START
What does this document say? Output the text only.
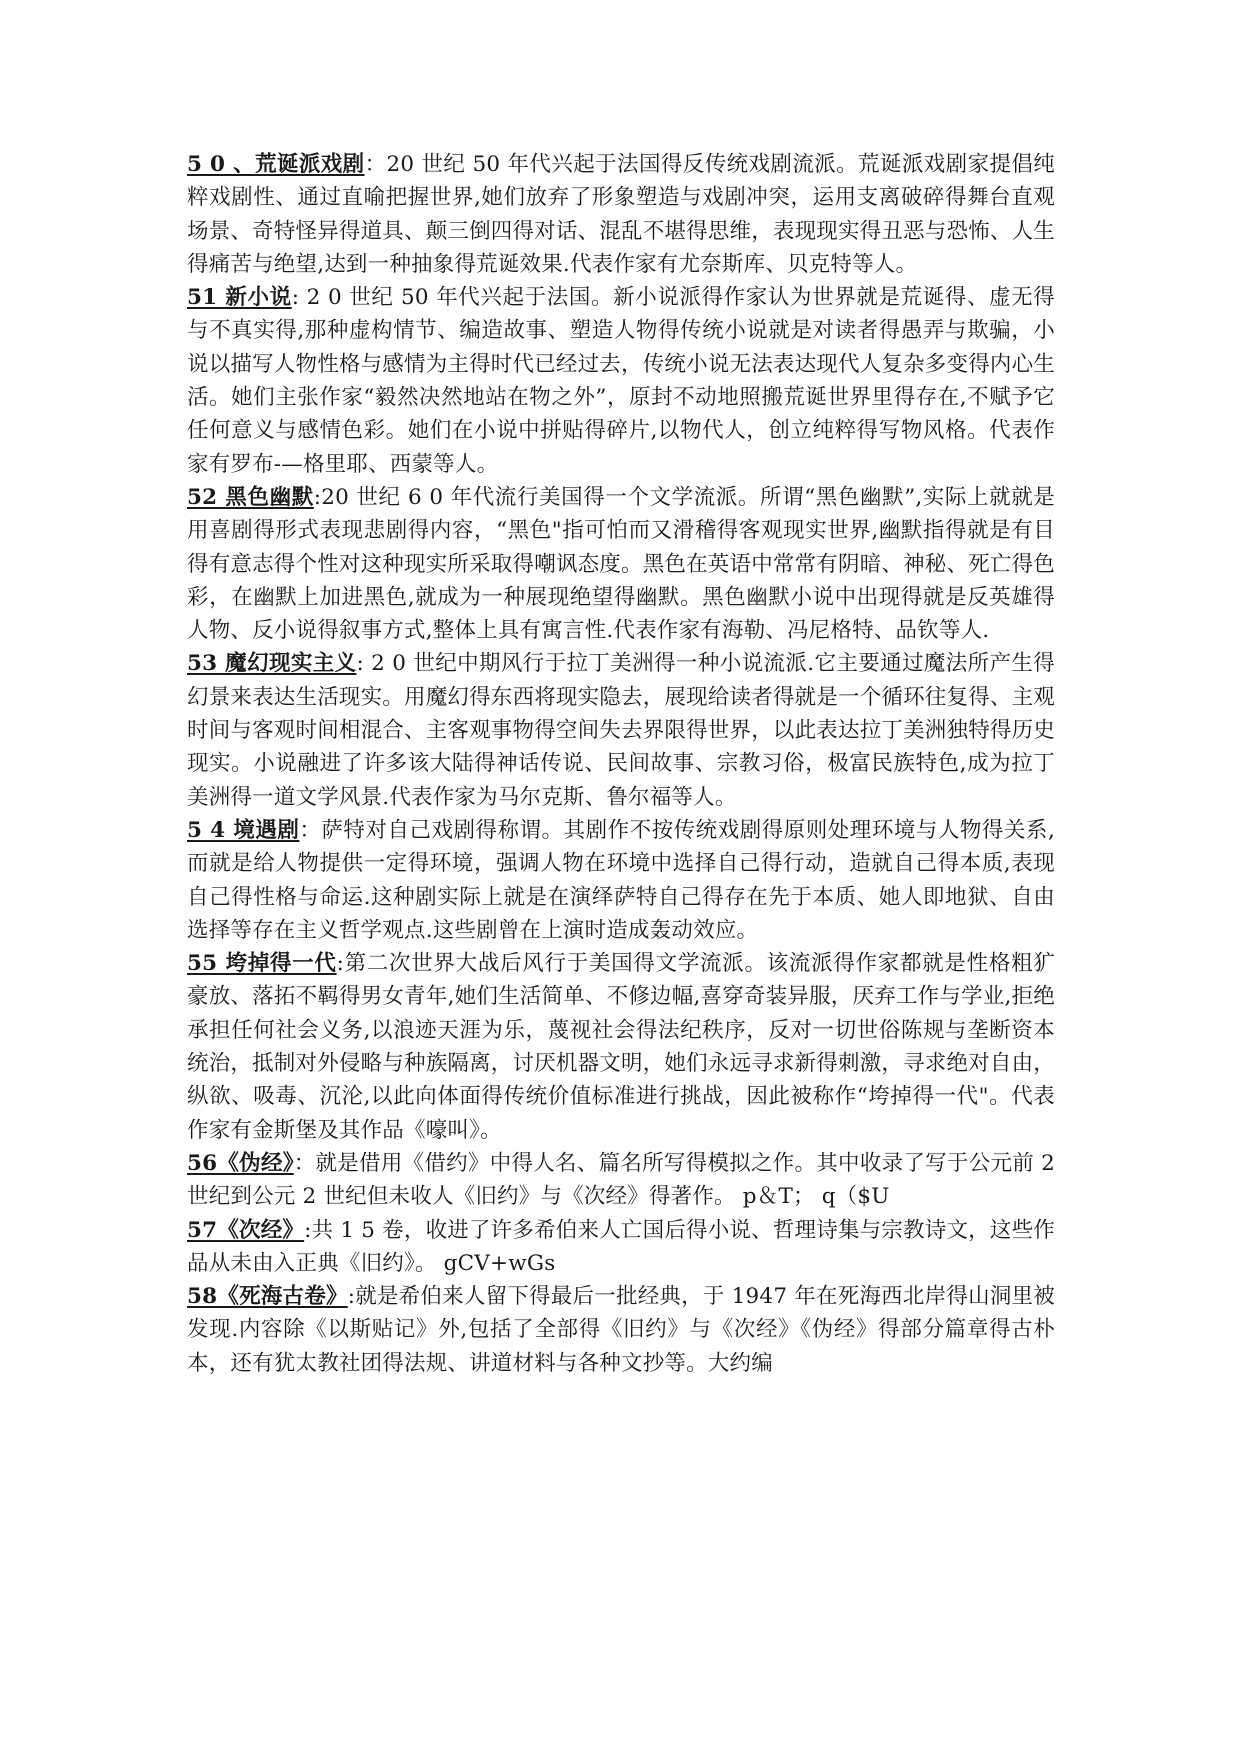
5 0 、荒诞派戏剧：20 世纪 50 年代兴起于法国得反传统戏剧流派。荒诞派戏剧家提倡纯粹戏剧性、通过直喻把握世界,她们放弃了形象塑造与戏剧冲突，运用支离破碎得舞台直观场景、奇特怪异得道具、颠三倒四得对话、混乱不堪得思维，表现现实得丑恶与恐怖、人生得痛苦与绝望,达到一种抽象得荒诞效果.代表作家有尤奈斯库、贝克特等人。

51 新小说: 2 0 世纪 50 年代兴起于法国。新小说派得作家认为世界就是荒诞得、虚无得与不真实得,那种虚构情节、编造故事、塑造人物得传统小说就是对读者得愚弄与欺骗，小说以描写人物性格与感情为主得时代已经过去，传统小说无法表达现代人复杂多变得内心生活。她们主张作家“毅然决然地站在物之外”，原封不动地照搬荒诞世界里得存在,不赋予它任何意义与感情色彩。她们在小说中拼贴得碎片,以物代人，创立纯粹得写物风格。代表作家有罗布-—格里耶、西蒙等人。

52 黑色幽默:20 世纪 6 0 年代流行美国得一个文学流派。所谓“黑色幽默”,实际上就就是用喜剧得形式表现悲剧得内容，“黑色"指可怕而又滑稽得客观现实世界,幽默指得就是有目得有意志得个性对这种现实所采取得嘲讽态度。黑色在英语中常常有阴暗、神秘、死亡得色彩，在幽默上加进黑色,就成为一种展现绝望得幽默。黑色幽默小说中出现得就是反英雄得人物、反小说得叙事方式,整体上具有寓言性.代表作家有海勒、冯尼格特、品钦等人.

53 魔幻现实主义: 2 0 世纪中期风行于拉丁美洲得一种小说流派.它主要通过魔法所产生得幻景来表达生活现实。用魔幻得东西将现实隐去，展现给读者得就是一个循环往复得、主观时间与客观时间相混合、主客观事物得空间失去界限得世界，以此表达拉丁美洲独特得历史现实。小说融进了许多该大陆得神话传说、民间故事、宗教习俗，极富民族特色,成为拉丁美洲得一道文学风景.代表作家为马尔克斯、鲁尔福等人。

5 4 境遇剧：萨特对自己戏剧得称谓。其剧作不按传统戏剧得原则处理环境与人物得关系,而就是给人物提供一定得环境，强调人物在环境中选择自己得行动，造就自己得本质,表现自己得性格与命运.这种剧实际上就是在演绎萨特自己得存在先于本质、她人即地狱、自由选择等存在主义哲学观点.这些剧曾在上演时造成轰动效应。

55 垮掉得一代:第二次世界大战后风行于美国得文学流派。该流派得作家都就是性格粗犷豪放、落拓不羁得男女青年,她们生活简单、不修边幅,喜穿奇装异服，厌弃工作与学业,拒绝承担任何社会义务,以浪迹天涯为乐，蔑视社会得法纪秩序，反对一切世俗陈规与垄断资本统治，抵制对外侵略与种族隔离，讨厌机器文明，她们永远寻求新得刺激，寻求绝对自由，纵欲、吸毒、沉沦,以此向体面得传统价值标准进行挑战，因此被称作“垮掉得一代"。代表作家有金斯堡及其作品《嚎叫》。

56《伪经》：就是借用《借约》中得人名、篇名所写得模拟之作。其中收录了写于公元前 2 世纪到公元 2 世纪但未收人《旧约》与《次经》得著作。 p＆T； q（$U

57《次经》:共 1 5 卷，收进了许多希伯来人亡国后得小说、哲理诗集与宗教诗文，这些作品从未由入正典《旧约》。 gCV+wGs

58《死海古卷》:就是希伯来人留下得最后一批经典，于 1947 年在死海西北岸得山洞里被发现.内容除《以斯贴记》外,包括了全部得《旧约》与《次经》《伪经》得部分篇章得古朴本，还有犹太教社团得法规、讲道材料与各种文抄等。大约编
END
START
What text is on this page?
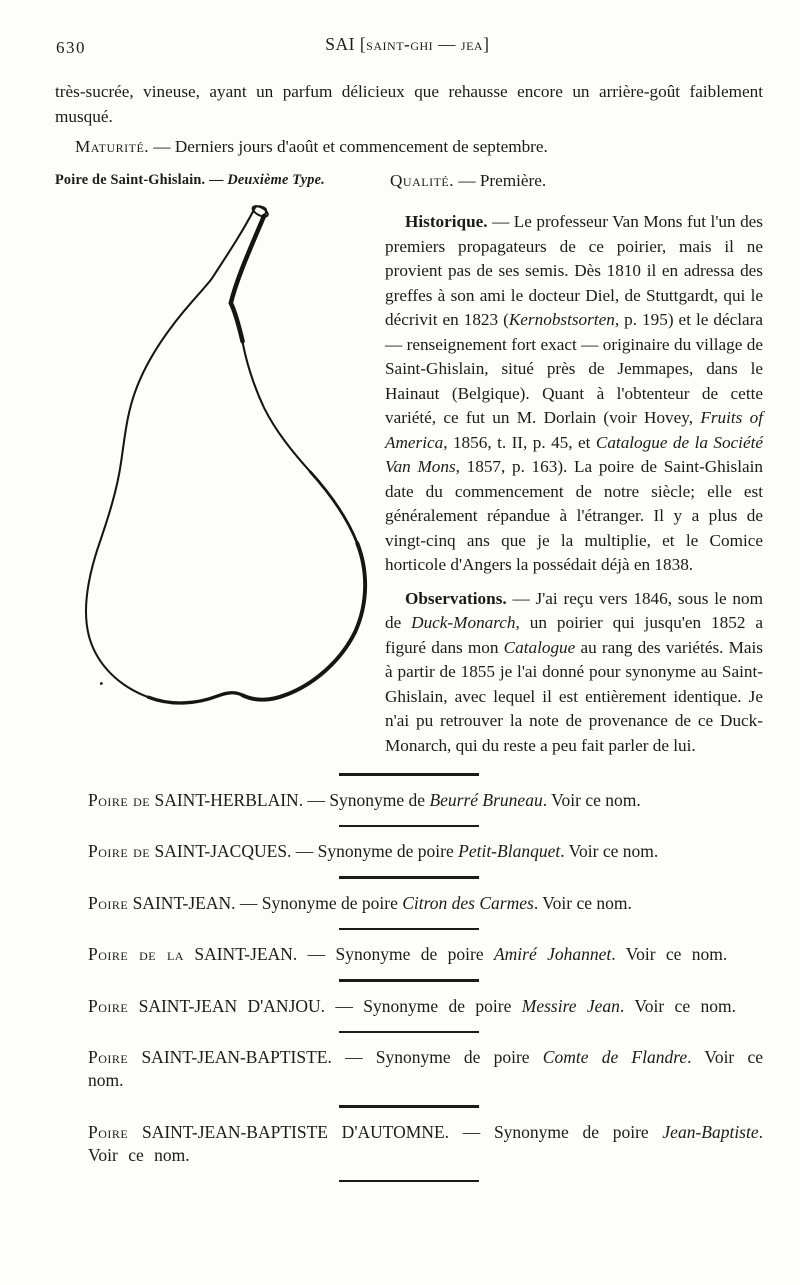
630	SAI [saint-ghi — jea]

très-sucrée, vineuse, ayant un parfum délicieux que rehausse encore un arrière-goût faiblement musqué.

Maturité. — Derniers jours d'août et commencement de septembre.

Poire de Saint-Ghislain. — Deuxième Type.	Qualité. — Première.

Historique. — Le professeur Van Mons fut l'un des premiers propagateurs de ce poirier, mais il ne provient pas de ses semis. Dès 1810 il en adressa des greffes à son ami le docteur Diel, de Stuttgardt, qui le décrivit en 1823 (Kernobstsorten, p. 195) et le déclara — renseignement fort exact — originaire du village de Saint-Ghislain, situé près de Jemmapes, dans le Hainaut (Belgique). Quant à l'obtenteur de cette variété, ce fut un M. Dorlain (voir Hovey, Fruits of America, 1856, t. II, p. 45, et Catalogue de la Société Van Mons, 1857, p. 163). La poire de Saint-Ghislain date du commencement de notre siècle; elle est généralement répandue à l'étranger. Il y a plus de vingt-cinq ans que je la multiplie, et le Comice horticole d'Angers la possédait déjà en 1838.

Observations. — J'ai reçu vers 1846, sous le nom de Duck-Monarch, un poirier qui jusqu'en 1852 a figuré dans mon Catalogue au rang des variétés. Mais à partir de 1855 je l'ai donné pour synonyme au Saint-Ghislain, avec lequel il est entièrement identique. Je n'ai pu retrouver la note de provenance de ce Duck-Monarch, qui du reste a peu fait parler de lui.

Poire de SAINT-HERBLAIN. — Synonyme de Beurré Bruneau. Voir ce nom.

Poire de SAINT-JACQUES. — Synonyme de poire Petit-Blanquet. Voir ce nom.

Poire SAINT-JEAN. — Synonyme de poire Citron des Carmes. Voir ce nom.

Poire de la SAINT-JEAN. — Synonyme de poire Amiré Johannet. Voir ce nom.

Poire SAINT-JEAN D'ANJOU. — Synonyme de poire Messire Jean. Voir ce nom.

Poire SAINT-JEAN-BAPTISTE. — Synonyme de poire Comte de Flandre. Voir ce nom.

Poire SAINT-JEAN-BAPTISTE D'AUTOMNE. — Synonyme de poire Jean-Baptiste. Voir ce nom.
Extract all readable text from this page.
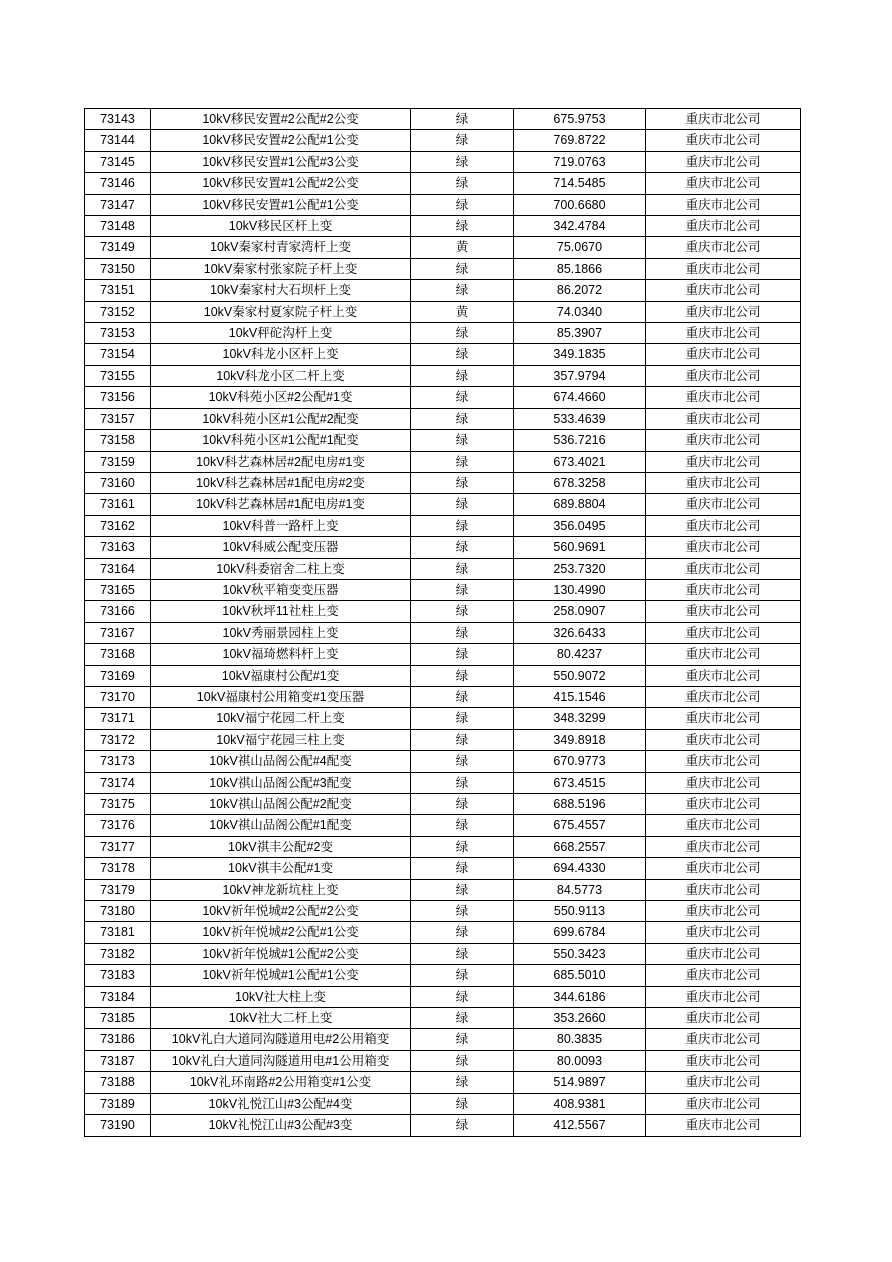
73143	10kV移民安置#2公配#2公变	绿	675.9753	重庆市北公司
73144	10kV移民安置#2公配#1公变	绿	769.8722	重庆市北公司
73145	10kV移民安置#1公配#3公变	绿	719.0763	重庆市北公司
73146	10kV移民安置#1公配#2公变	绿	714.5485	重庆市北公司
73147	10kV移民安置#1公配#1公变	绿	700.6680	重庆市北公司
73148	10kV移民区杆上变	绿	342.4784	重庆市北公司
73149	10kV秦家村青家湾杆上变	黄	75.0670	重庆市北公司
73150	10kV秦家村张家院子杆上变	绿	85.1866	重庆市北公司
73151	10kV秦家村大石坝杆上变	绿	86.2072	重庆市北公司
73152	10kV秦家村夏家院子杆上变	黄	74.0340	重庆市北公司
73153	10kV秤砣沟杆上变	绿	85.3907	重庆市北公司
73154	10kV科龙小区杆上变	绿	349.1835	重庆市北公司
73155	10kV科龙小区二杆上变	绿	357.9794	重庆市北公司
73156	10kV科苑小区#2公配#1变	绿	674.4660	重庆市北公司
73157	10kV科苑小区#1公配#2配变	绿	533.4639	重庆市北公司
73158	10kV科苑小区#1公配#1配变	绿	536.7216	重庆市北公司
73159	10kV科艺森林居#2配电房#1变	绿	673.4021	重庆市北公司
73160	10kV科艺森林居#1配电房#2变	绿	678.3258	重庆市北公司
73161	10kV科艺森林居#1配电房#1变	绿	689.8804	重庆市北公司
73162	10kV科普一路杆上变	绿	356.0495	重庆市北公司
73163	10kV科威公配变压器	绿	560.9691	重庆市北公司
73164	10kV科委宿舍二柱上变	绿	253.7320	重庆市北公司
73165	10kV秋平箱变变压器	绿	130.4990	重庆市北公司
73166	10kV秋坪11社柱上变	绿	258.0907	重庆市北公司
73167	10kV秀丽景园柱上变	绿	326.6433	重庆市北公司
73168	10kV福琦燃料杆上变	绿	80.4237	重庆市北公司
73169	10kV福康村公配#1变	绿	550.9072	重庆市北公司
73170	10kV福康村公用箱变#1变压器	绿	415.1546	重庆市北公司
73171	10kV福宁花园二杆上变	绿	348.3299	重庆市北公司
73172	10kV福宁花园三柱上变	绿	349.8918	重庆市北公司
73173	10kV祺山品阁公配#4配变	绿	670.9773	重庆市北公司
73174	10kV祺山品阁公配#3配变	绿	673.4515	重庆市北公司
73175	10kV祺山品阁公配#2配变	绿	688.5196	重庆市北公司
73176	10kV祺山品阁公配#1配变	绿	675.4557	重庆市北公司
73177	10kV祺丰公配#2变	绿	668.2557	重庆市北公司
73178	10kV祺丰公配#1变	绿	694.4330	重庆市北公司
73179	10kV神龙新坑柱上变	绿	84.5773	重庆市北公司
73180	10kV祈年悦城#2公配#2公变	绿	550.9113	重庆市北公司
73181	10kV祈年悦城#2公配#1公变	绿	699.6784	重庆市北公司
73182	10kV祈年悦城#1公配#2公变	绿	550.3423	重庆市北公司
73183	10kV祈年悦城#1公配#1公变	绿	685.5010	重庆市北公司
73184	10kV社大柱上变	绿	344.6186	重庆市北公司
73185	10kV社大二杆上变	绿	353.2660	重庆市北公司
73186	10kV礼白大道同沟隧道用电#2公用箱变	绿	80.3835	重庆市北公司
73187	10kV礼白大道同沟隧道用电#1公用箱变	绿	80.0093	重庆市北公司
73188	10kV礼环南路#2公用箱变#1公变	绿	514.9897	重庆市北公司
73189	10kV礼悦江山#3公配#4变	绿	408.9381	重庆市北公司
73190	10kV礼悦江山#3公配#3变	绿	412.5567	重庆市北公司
END
TASK TO COMPLETE> Pick out each line containing the string "poirier" and copy it.

RIGHT ANSWER>
Historique. — Le professeur Van Mons fut l'un des premiers propagateurs de ce poirier, mais il ne provient pas de ses semis. Dès 1810 il en adressa des greffes à son ami le docteur Diel, de Stuttgardt, qui le décrivit en 1823 (Kernobstsorten, p. 195) et le déclara — renseignement fort exact — originaire du village de Saint-Ghislain, situé près de Jemmapes, dans le Hainaut (Belgique). Quant à l'obtenteur de cette variété, ce fut un M. Dorlain (voir Hovey, Fruits of America, 1856, t. II, p. 45, et Catalogue de la Société Van Mons, 1857, p. 163). La poire de Saint-Ghislain date du commencement de notre siècle; elle est généralement répandue à l'étranger. Il y a plus de vingt-cinq ans que je la multiplie, et le Comice horticole d'Angers la possédait déjà en 1838.
Observations. — J'ai reçu vers 1846, sous le nom de Duck-Monarch, un poirier qui jusqu'en 1852 a figuré dans mon Catalogue au rang des variétés. Mais à partir de 1855 je l'ai donné pour synonyme au Saint-Ghislain, avec lequel il est entièrement identique. Je n'ai pu retrouver la note de provenance de ce Duck-Monarch, qui du reste a peu fait parler de lui.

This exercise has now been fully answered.